→ Available data:
_____
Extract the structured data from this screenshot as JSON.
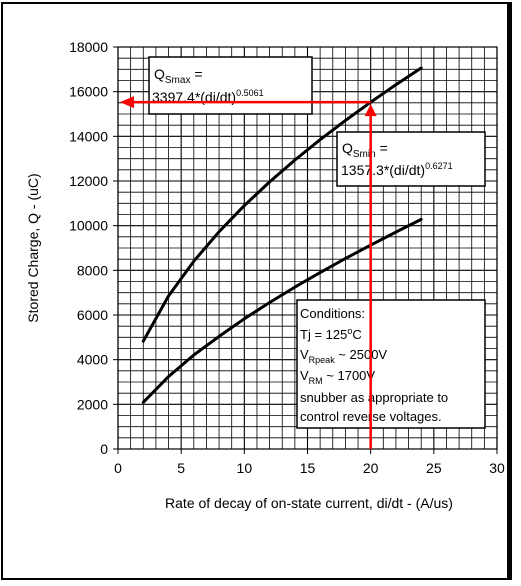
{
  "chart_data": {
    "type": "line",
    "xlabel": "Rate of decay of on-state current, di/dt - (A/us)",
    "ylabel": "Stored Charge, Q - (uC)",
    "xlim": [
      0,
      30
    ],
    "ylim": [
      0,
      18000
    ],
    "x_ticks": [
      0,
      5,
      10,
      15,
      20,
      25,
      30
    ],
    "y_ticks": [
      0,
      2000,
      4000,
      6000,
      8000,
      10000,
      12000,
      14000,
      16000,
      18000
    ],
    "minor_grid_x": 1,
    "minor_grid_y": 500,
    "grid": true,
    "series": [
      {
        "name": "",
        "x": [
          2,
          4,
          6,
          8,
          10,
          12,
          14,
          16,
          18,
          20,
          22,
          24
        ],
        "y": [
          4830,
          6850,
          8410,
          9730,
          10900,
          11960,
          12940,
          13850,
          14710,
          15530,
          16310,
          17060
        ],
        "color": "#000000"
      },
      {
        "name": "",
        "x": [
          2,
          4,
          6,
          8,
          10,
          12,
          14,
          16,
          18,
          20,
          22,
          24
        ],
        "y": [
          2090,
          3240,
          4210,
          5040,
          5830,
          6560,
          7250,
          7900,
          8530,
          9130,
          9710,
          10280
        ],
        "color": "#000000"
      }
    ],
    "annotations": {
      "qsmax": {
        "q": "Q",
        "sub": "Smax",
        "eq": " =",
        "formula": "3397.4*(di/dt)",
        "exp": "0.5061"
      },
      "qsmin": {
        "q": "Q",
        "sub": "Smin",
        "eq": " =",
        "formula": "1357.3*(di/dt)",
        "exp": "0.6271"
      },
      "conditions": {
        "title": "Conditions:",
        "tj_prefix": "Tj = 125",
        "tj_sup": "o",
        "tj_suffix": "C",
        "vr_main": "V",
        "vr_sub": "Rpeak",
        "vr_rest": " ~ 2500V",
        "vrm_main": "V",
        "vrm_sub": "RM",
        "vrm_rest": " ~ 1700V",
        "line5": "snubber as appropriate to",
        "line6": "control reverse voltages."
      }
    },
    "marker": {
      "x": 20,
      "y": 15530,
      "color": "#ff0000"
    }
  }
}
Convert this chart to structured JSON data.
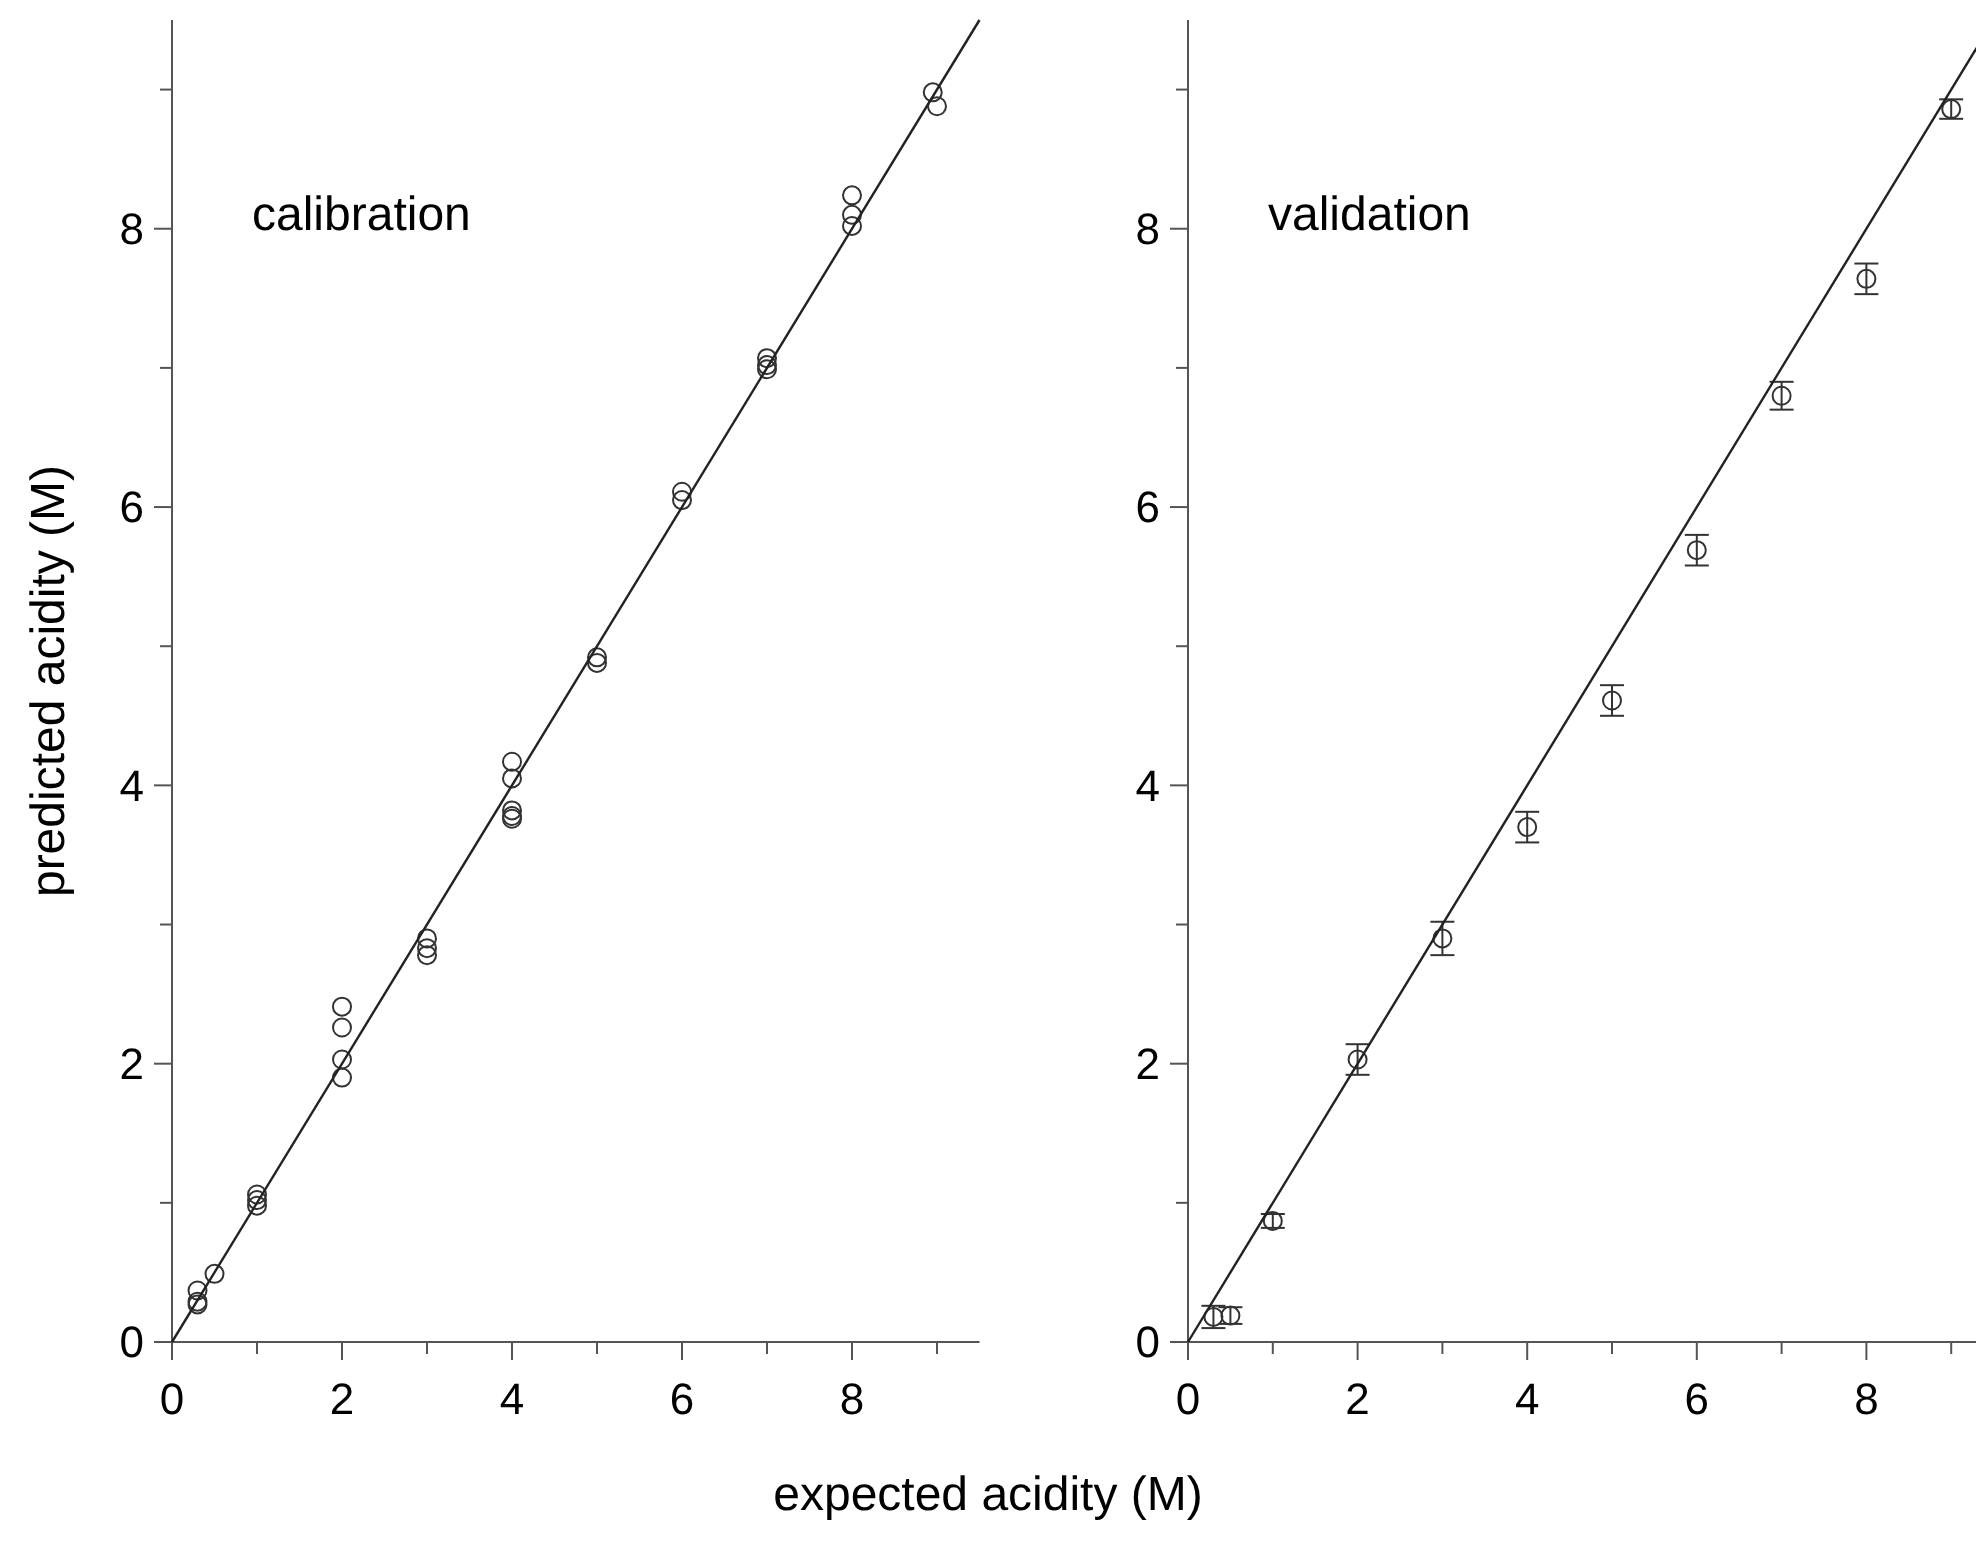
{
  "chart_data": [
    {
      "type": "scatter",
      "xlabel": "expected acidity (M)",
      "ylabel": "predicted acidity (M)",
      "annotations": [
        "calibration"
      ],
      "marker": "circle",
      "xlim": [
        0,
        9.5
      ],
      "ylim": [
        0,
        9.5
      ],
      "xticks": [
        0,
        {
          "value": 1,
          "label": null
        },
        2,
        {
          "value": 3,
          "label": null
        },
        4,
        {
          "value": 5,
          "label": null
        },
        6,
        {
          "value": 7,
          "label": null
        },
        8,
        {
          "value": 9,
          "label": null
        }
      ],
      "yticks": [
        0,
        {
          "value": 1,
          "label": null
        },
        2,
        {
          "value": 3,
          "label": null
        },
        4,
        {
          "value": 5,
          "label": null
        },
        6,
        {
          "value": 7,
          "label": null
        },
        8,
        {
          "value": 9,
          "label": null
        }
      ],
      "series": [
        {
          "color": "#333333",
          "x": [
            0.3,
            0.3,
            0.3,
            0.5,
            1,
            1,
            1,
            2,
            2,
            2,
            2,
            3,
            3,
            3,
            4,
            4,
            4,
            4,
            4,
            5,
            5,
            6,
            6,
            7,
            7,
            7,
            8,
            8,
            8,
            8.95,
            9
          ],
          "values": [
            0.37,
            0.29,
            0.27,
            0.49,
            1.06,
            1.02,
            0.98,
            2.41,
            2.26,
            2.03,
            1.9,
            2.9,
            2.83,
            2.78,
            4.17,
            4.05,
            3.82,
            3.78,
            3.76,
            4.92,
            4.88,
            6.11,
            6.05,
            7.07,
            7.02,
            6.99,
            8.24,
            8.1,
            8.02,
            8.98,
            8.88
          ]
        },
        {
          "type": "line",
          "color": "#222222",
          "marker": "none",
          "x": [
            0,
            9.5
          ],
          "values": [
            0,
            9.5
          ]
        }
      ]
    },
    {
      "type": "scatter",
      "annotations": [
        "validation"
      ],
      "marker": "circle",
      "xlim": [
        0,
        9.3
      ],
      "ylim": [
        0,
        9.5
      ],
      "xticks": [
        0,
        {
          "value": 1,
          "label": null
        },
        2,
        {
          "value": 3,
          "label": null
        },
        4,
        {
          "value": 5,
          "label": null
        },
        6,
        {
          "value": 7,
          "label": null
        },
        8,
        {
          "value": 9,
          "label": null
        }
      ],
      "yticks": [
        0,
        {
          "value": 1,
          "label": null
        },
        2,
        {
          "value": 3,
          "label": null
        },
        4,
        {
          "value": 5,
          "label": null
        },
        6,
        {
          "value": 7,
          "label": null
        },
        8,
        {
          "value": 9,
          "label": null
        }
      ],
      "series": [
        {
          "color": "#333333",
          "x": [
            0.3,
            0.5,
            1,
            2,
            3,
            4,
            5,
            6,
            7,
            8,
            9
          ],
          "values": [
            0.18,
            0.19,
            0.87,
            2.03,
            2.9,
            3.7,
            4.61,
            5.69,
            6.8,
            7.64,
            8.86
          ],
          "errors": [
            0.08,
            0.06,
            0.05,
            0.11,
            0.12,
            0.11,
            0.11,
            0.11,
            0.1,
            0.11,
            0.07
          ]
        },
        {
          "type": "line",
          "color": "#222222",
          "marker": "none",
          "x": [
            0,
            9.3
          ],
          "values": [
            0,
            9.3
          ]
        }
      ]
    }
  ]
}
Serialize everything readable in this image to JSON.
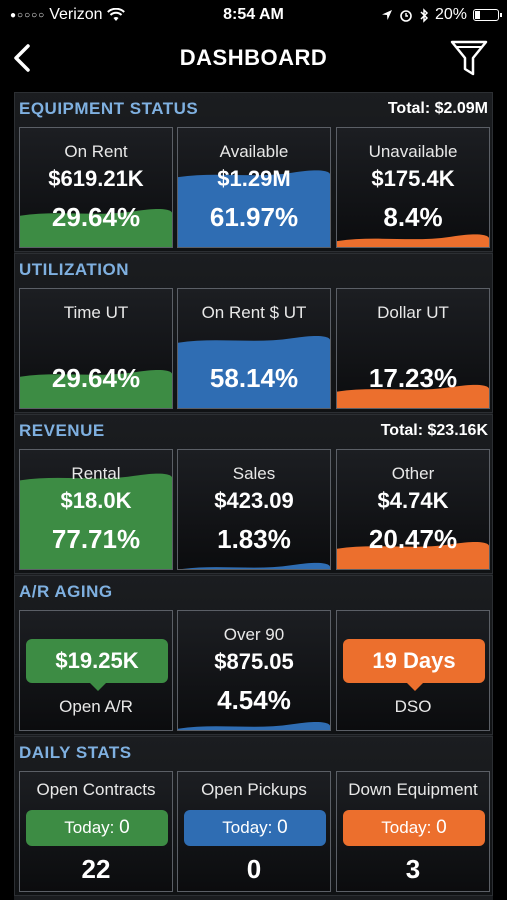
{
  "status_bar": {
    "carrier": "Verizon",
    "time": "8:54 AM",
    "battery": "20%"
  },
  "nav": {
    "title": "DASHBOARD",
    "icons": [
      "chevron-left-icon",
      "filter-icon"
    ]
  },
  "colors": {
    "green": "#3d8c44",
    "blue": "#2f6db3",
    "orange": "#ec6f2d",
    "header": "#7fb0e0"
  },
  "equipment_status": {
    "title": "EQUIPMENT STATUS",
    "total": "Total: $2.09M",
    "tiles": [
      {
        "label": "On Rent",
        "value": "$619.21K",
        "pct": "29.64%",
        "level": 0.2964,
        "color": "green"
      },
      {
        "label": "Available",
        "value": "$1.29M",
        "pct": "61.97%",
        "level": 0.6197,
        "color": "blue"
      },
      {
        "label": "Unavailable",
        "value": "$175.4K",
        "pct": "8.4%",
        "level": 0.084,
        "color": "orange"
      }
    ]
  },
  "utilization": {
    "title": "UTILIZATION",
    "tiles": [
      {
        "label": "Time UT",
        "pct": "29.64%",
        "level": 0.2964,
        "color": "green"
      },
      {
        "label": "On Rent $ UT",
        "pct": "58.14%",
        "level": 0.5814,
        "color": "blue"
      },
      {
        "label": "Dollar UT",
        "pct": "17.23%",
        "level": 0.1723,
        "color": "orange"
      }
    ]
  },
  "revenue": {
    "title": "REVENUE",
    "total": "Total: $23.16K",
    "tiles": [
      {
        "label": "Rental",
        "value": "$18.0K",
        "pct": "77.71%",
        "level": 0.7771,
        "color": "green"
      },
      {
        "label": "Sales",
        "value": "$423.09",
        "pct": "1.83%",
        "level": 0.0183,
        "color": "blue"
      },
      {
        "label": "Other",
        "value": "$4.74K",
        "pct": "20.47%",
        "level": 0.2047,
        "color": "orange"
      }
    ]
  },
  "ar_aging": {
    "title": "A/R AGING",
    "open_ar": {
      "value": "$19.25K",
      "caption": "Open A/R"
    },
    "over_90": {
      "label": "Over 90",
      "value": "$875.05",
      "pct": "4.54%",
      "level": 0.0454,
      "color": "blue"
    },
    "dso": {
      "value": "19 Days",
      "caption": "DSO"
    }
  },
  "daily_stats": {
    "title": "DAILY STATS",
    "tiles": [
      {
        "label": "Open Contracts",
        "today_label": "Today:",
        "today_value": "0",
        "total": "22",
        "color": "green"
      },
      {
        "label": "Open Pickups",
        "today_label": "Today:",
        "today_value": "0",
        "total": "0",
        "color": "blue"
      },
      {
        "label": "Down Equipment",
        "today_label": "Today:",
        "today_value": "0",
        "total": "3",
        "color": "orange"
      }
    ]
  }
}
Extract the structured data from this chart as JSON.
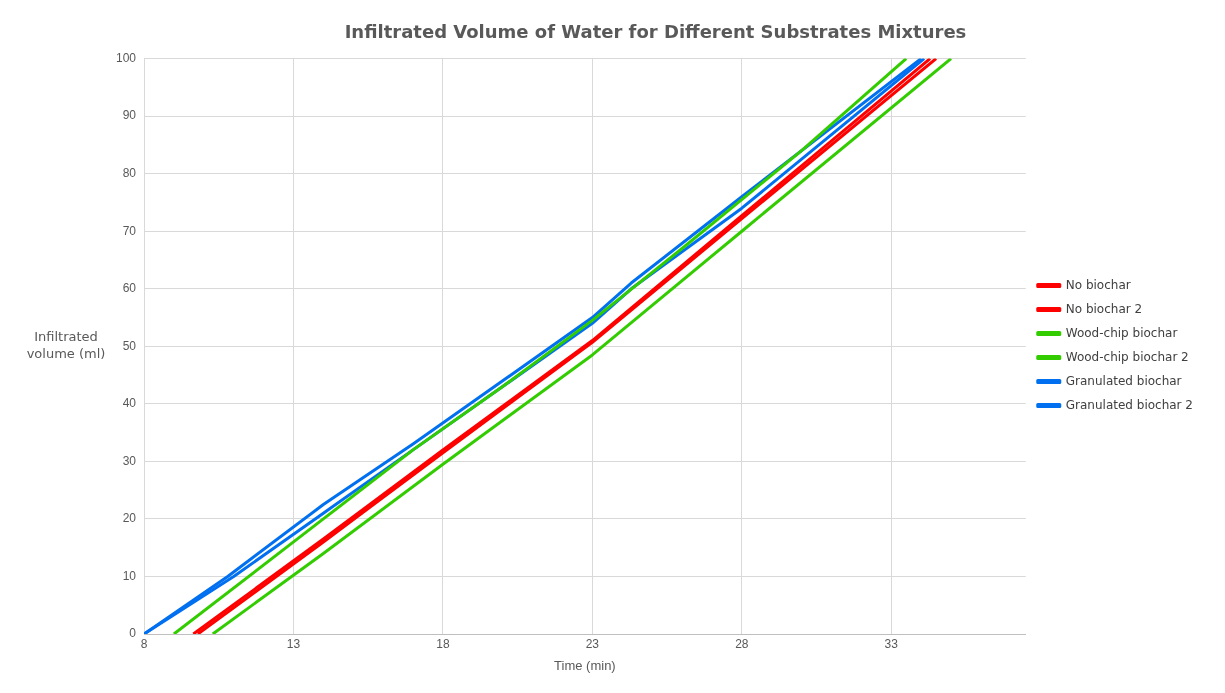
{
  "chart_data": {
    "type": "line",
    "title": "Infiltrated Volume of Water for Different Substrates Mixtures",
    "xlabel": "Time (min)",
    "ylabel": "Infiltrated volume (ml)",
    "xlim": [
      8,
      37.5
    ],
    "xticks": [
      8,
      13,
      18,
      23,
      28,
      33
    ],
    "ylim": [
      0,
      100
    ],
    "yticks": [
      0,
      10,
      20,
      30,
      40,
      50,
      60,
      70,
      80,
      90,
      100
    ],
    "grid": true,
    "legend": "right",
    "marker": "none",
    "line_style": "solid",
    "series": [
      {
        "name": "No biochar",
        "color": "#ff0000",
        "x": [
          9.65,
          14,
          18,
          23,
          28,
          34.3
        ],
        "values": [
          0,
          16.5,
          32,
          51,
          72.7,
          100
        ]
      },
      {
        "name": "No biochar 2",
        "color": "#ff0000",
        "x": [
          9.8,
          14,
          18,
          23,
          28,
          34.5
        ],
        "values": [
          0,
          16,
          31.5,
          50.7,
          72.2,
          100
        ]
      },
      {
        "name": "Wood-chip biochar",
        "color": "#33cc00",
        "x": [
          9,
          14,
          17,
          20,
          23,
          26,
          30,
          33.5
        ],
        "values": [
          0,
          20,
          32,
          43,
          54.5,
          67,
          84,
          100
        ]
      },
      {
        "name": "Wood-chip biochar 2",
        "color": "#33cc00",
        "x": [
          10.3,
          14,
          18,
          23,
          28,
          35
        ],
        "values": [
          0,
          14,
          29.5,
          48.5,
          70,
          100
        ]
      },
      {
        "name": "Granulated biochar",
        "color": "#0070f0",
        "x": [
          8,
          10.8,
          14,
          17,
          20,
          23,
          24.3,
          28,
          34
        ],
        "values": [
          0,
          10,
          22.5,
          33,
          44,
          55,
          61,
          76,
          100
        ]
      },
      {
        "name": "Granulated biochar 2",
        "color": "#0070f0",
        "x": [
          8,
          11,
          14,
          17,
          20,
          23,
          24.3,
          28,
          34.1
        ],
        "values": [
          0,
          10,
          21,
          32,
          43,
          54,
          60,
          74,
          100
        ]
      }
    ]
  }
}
_____
→ What is being asked: Scan the data for the word "from" and copy every line where it shows up.

→ Expected output:
Extract the structured data from this screenshot as JSON.
Extract the structured data from this chart as JSON.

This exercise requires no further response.